▸ Your instructions
Find each line holding "Richard" and copy it out.
##### Records provided #####
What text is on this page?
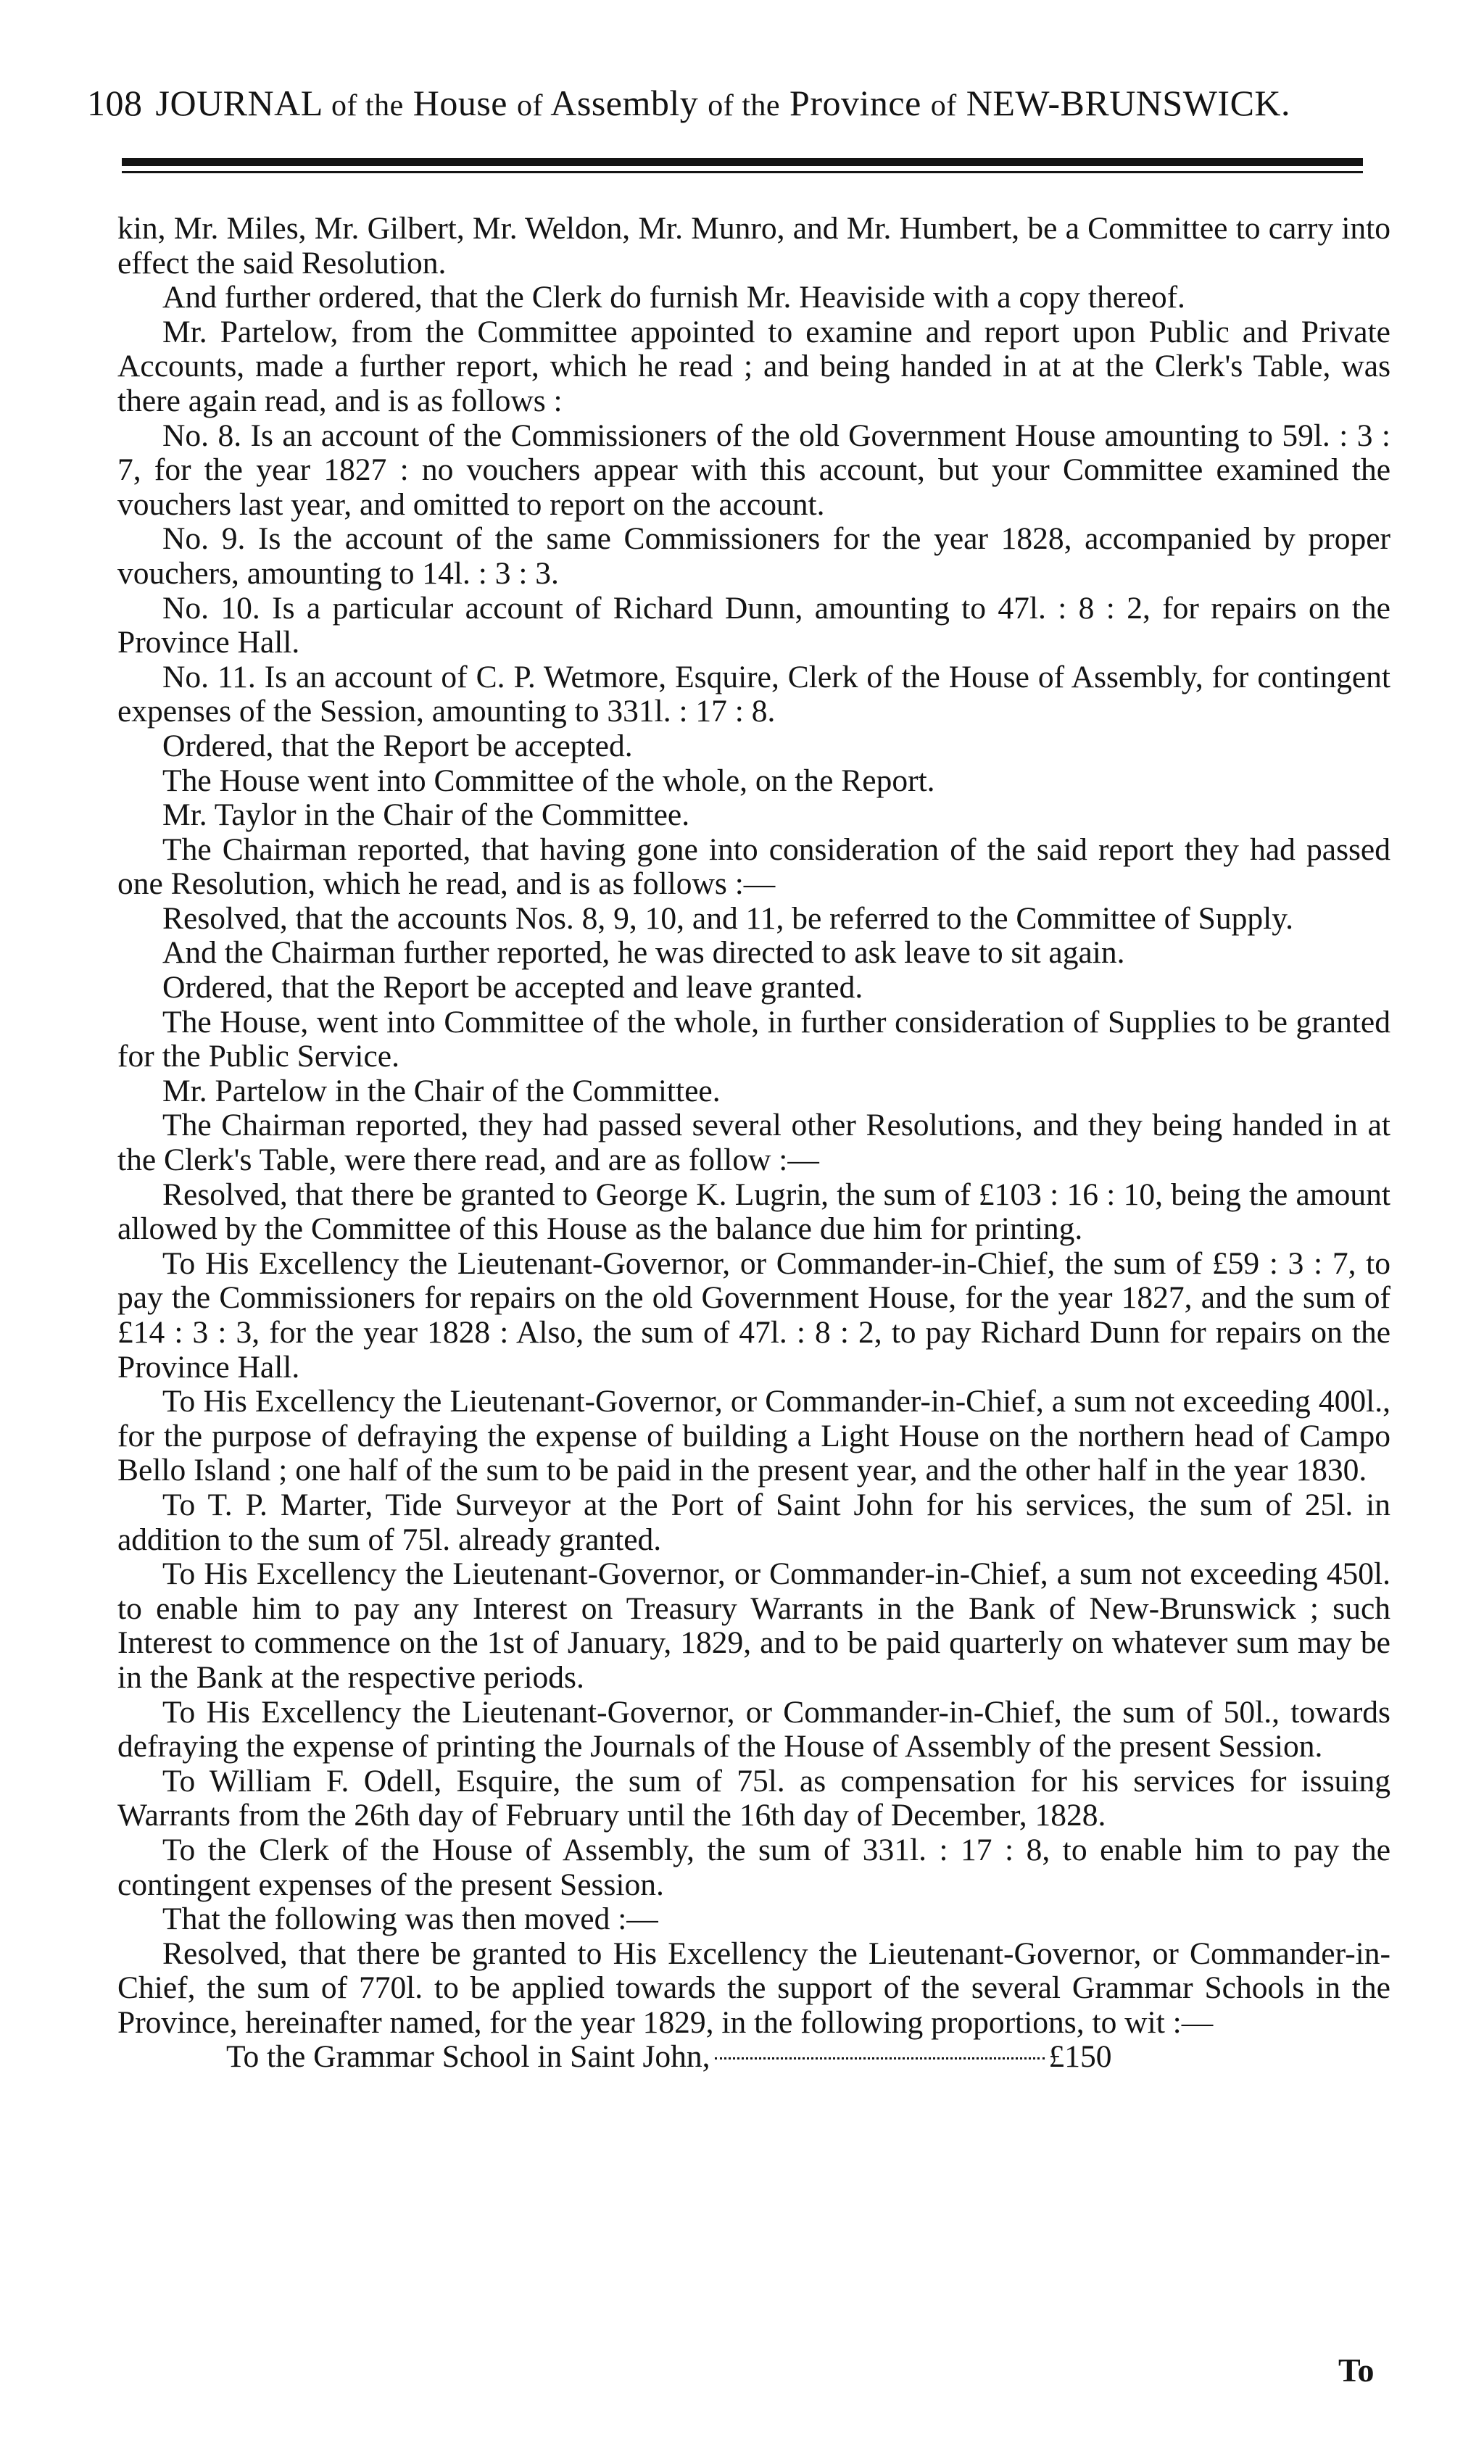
108 JOURNAL of the House of Assembly of the Province of NEW-BRUNSWICK.

kin, Mr. Miles, Mr. Gilbert, Mr. Weldon, Mr. Munro, and Mr. Humbert, be a Committee to carry into effect the said Resolution.

And further ordered, that the Clerk do furnish Mr. Heaviside with a copy thereof.

Mr. Partelow, from the Committee appointed to examine and report upon Public and Private Accounts, made a further report, which he read ; and being handed in at at the Clerk's Table, was there again read, and is as follows :

No. 8. Is an account of the Commissioners of the old Government House amounting to 59l. : 3 : 7, for the year 1827 : no vouchers appear with this account, but your Committee examined the vouchers last year, and omitted to report on the account.

No. 9. Is the account of the same Commissioners for the year 1828, accompanied by proper vouchers, amounting to 14l. : 3 : 3.

No. 10. Is a particular account of Richard Dunn, amounting to 47l. : 8 : 2, for repairs on the Province Hall.

No. 11. Is an account of C. P. Wetmore, Esquire, Clerk of the House of Assembly, for contingent expenses of the Session, amounting to 331l. : 17 : 8.

Ordered, that the Report be accepted.

The House went into Committee of the whole, on the Report.

Mr. Taylor in the Chair of the Committee.

The Chairman reported, that having gone into consideration of the said report they had passed one Resolution, which he read, and is as follows :—

Resolved, that the accounts Nos. 8, 9, 10, and 11, be referred to the Committee of Supply.

And the Chairman further reported, he was directed to ask leave to sit again.

Ordered, that the Report be accepted and leave granted.

The House, went into Committee of the whole, in further consideration of Supplies to be granted for the Public Service.

Mr. Partelow in the Chair of the Committee.

The Chairman reported, they had passed several other Resolutions, and they being handed in at the Clerk's Table, were there read, and are as follow :—

Resolved, that there be granted to George K. Lugrin, the sum of £103 : 16 : 10, being the amount allowed by the Committee of this House as the balance due him for printing.

To His Excellency the Lieutenant-Governor, or Commander-in-Chief, the sum of £59 : 3 : 7, to pay the Commissioners for repairs on the old Government House, for the year 1827, and the sum of £14 : 3 : 3, for the year 1828 : Also, the sum of 47l. : 8 : 2, to pay Richard Dunn for repairs on the Province Hall.

To His Excellency the Lieutenant-Governor, or Commander-in-Chief, a sum not exceeding 400l., for the purpose of defraying the expense of building a Light House on the northern head of Campo Bello Island ; one half of the sum to be paid in the present year, and the other half in the year 1830.

To T. P. Marter, Tide Surveyor at the Port of Saint John for his services, the sum of 25l. in addition to the sum of 75l. already granted.

To His Excellency the Lieutenant-Governor, or Commander-in-Chief, a sum not exceeding 450l. to enable him to pay any Interest on Treasury Warrants in the Bank of New-Brunswick ; such Interest to commence on the 1st of January, 1829, and to be paid quarterly on whatever sum may be in the Bank at the respective periods.

To His Excellency the Lieutenant-Governor, or Commander-in-Chief, the sum of 50l., towards defraying the expense of printing the Journals of the House of Assembly of the present Session.

To William F. Odell, Esquire, the sum of 75l. as compensation for his services for issuing Warrants from the 26th day of February until the 16th day of December, 1828.

To the Clerk of the House of Assembly, the sum of 331l. : 17 : 8, to enable him to pay the contingent expenses of the present Session.

That the following was then moved :—

Resolved, that there be granted to His Excellency the Lieutenant-Governor, or Commander-in-Chief, the sum of 770l. to be applied towards the support of the several Grammar Schools in the Province, hereinafter named, for the year 1829, in the following proportions, to wit :—

To the Grammar School in Saint John,	£150

To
#####
▸ Solution to the problem
No. 10. Is a particular account of Richard Dunn, amounting to 47l. : 8 : 2, for repairs on the Province Hall.
To His Excellency the Lieutenant-Governor, or Commander-in-Chief, the sum of £59 : 3 : 7, to pay the Commissioners for repairs on the old Government House, for the year 1827, and the sum of £14 : 3 : 3, for the year 1828 : Also, the sum of 47l. : 8 : 2, to pay Richard Dunn for repairs on the Province Hall.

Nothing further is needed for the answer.